* Short problem *
Search the records for the word "Número" and pick out every line that has it.

────────

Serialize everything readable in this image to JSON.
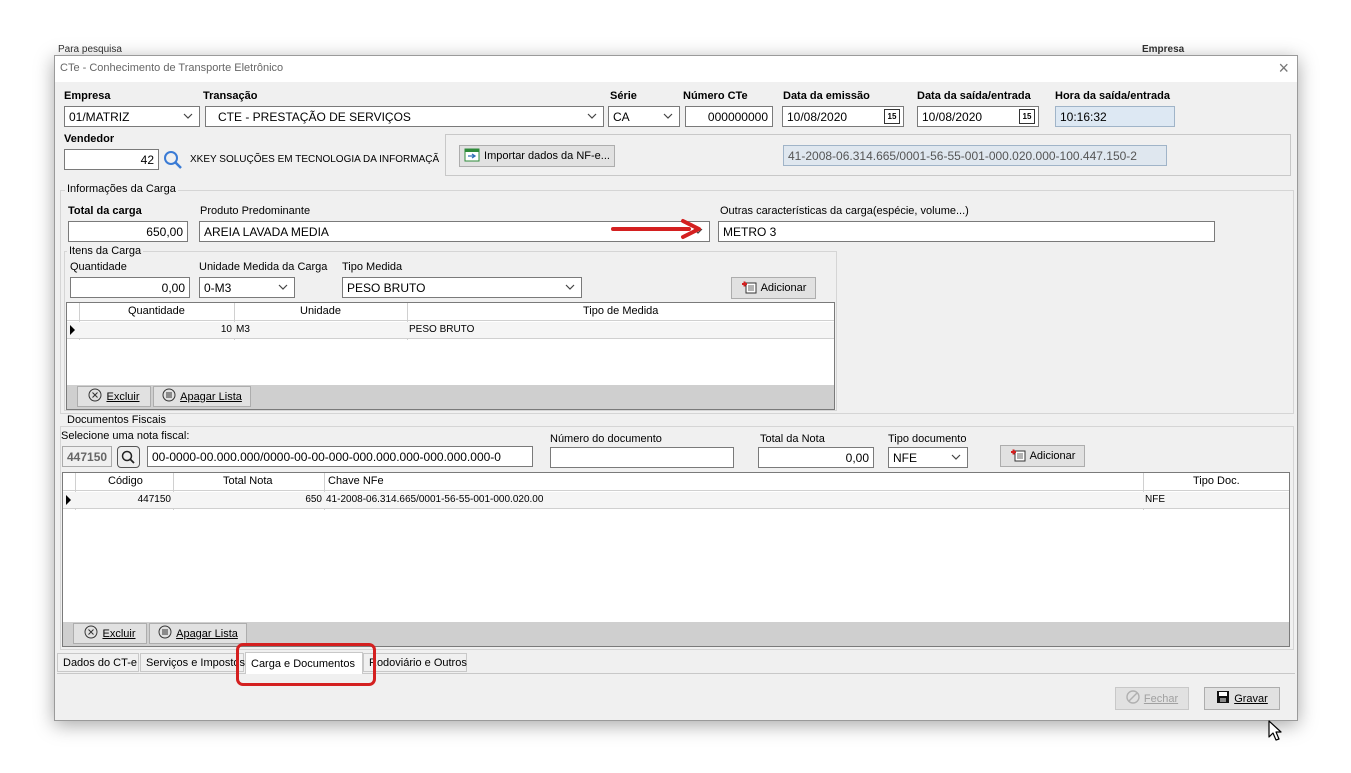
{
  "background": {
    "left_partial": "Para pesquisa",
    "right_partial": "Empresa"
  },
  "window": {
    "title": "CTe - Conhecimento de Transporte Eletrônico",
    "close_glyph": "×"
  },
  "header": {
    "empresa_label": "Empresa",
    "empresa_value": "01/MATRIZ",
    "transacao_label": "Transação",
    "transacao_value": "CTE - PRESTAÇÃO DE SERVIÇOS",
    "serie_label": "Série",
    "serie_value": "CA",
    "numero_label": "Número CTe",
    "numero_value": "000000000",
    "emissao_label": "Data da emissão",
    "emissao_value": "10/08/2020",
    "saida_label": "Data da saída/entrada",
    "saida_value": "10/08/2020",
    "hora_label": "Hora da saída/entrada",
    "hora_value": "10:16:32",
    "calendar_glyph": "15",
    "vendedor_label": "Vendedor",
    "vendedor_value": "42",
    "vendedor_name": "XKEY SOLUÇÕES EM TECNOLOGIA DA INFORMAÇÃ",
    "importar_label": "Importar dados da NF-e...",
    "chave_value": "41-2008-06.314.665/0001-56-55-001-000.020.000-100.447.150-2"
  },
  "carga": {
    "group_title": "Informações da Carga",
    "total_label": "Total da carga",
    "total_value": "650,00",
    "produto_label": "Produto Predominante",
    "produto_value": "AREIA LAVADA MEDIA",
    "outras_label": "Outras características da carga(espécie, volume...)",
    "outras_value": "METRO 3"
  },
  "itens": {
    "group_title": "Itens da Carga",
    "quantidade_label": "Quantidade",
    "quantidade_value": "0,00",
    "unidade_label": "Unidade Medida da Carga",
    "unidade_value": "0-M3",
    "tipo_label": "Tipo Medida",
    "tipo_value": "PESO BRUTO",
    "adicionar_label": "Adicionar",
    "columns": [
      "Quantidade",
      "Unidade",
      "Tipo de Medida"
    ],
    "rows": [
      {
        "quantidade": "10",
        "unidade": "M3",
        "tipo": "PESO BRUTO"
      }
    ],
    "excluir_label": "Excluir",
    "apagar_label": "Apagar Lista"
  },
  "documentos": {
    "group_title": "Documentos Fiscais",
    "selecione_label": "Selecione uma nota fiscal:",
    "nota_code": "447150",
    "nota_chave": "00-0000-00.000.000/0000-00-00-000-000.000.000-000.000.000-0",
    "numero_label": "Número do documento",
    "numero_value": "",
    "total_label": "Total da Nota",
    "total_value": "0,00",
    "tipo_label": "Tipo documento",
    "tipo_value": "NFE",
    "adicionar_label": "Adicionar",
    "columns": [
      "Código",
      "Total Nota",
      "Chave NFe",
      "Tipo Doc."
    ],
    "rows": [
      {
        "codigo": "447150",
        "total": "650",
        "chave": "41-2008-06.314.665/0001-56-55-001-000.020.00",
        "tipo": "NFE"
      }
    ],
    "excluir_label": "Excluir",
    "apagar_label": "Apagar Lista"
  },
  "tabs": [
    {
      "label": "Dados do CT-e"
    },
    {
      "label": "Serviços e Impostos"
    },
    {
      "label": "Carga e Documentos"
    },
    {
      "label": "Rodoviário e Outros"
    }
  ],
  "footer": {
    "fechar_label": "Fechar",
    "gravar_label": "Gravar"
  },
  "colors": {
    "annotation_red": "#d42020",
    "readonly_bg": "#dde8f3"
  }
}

────────

* The result *
    "numero_label": "Número CTe",
    "numero_label": "Número do documento",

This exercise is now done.